▶ **Entries**:
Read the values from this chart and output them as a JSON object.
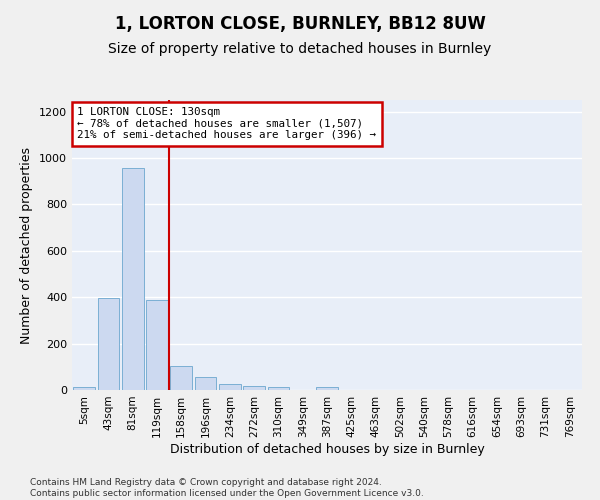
{
  "title1": "1, LORTON CLOSE, BURNLEY, BB12 8UW",
  "title2": "Size of property relative to detached houses in Burnley",
  "xlabel": "Distribution of detached houses by size in Burnley",
  "ylabel": "Number of detached properties",
  "categories": [
    "5sqm",
    "43sqm",
    "81sqm",
    "119sqm",
    "158sqm",
    "196sqm",
    "234sqm",
    "272sqm",
    "310sqm",
    "349sqm",
    "387sqm",
    "425sqm",
    "463sqm",
    "502sqm",
    "540sqm",
    "578sqm",
    "616sqm",
    "654sqm",
    "693sqm",
    "731sqm",
    "769sqm"
  ],
  "values": [
    15,
    395,
    955,
    390,
    105,
    55,
    25,
    18,
    13,
    0,
    14,
    0,
    0,
    0,
    0,
    0,
    0,
    0,
    0,
    0,
    0
  ],
  "bar_color": "#ccd9f0",
  "bar_edge_color": "#7bafd4",
  "annotation_title": "1 LORTON CLOSE: 130sqm",
  "annotation_line1": "← 78% of detached houses are smaller (1,507)",
  "annotation_line2": "21% of semi-detached houses are larger (396) →",
  "annotation_box_color": "#ffffff",
  "annotation_box_edge": "#cc0000",
  "vline_color": "#cc0000",
  "vline_x_pos": 3.5,
  "ylim": [
    0,
    1250
  ],
  "yticks": [
    0,
    200,
    400,
    600,
    800,
    1000,
    1200
  ],
  "footer_line1": "Contains HM Land Registry data © Crown copyright and database right 2024.",
  "footer_line2": "Contains public sector information licensed under the Open Government Licence v3.0.",
  "bg_color": "#e8eef8",
  "grid_color": "#ffffff",
  "title1_fontsize": 12,
  "title2_fontsize": 10,
  "tick_fontsize": 7.5,
  "ylabel_fontsize": 9,
  "xlabel_fontsize": 9,
  "footer_fontsize": 6.5
}
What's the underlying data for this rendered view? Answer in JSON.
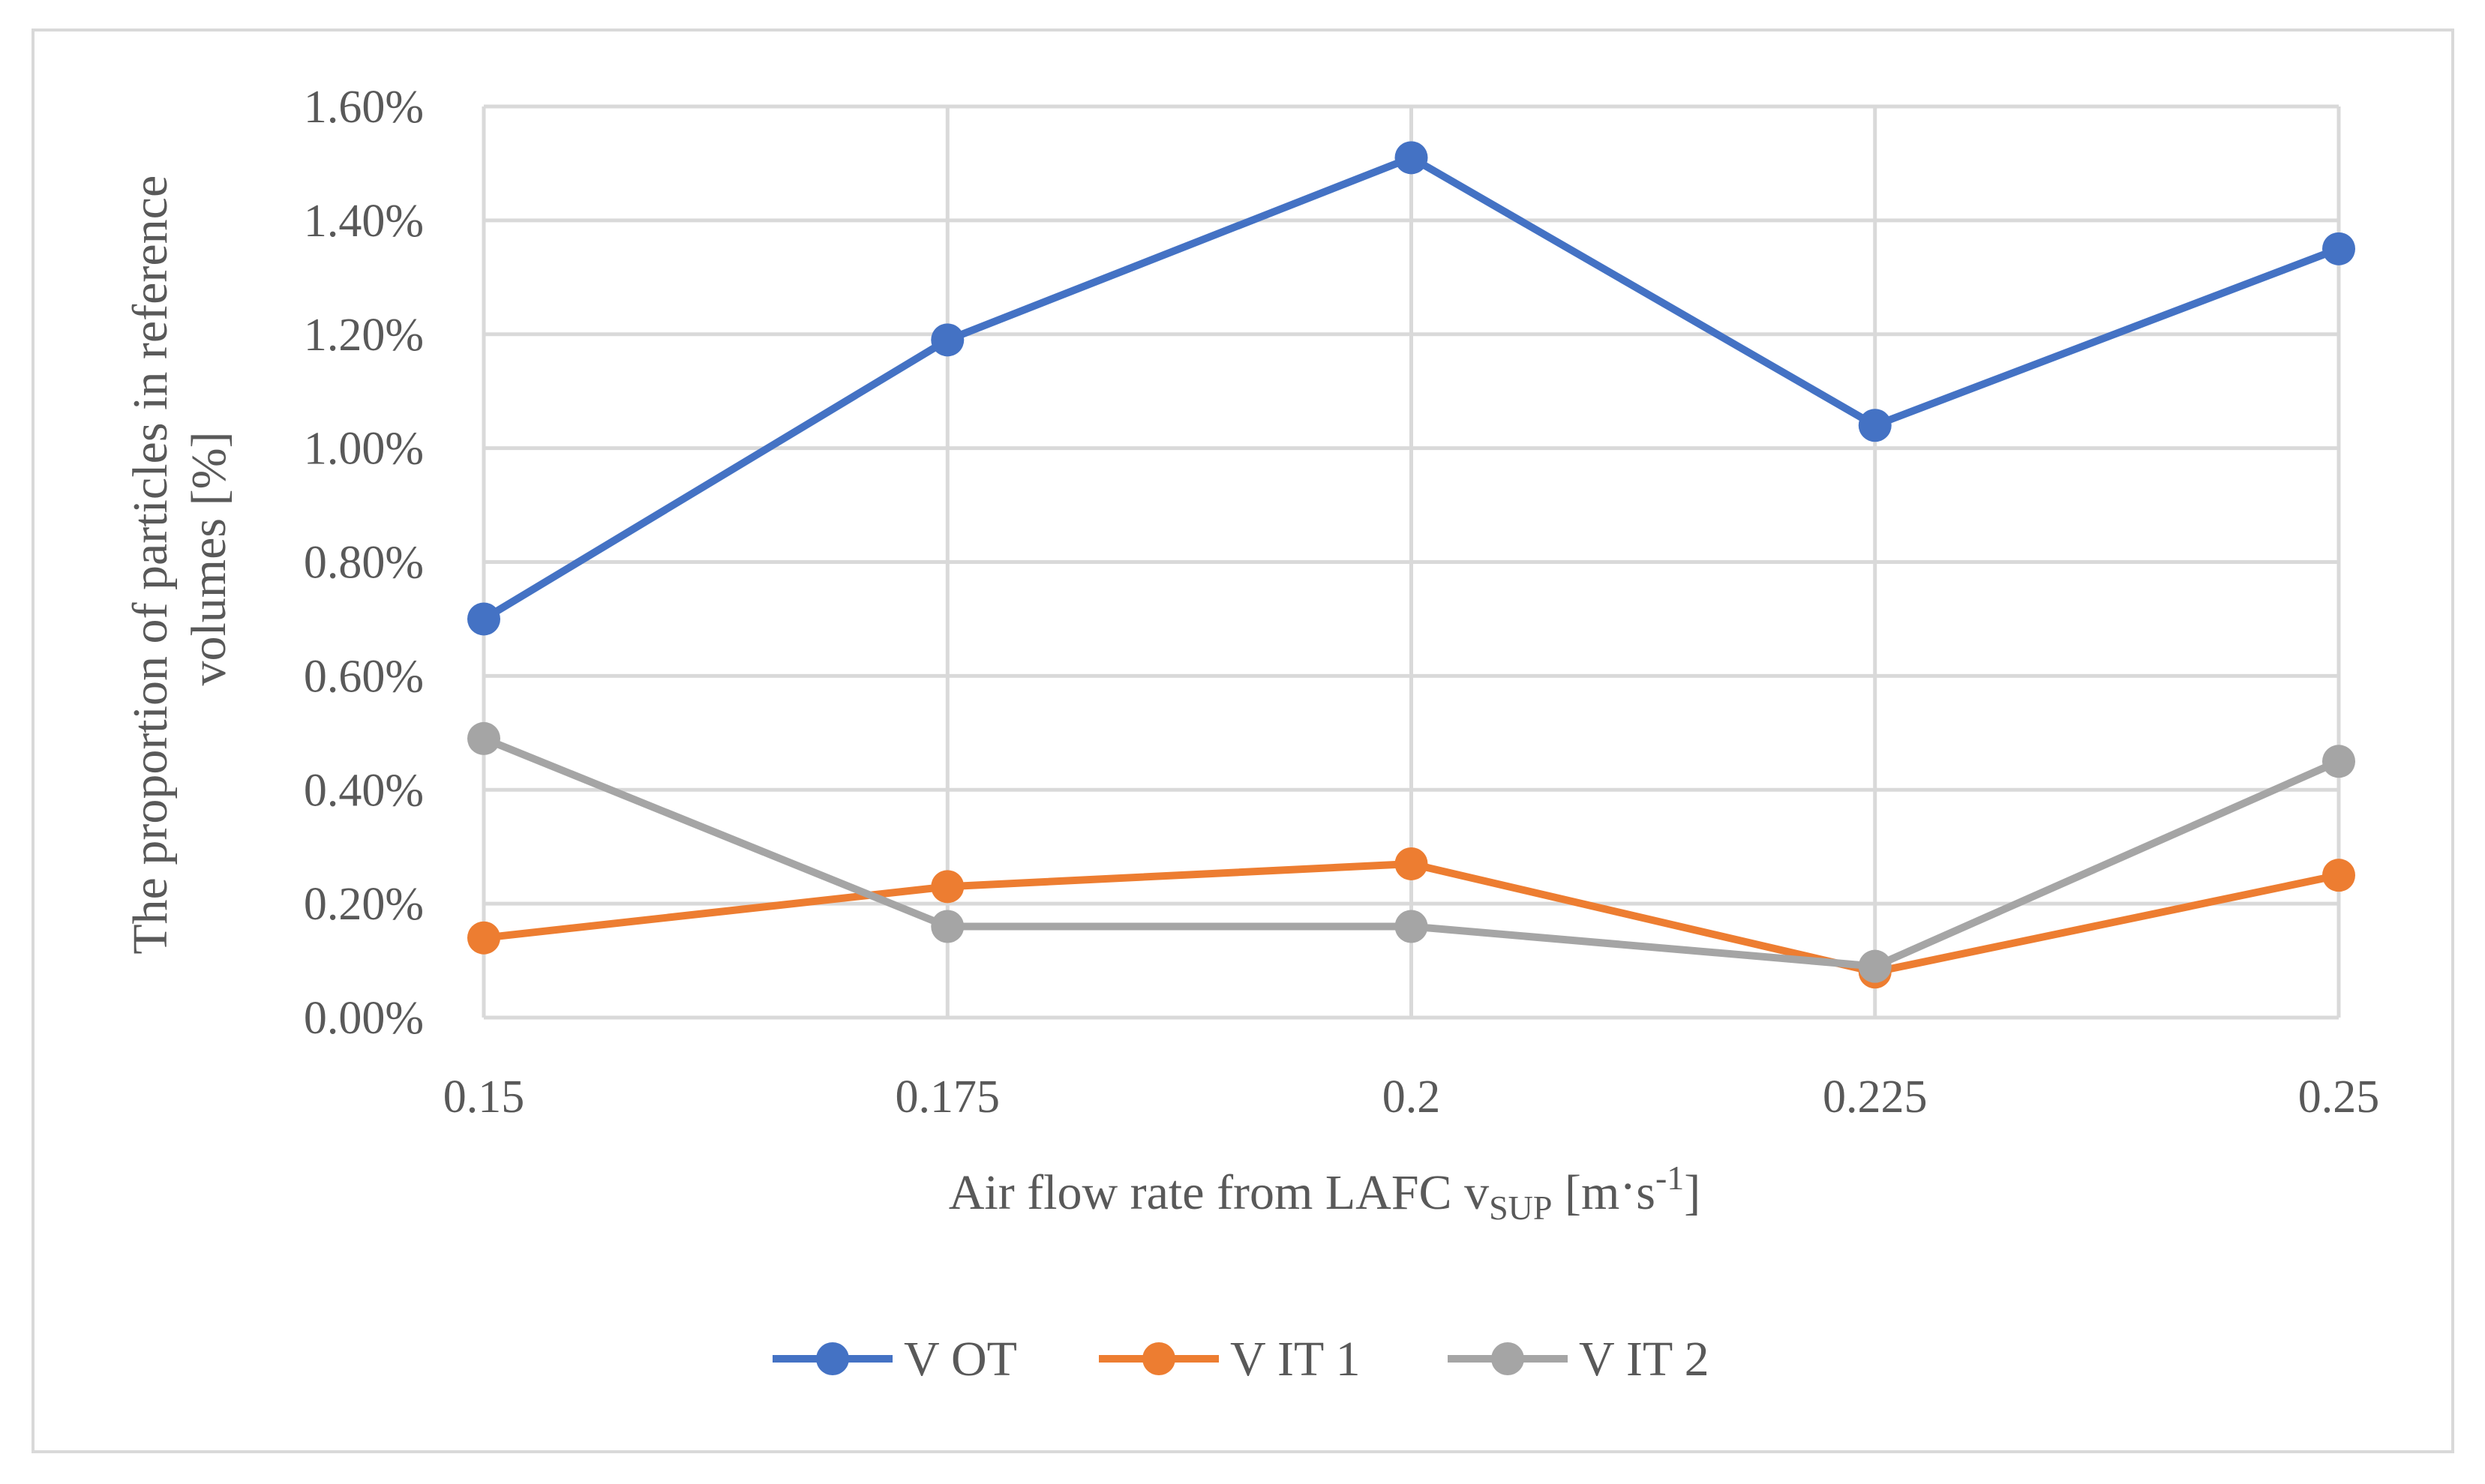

▶ **Problem statement**: Gather all lines of the records that include the word "ffffff".

▶ **Exercise response**:
  "annotation_box_color": "#ffffff",
  "grid_color": "#ffffff",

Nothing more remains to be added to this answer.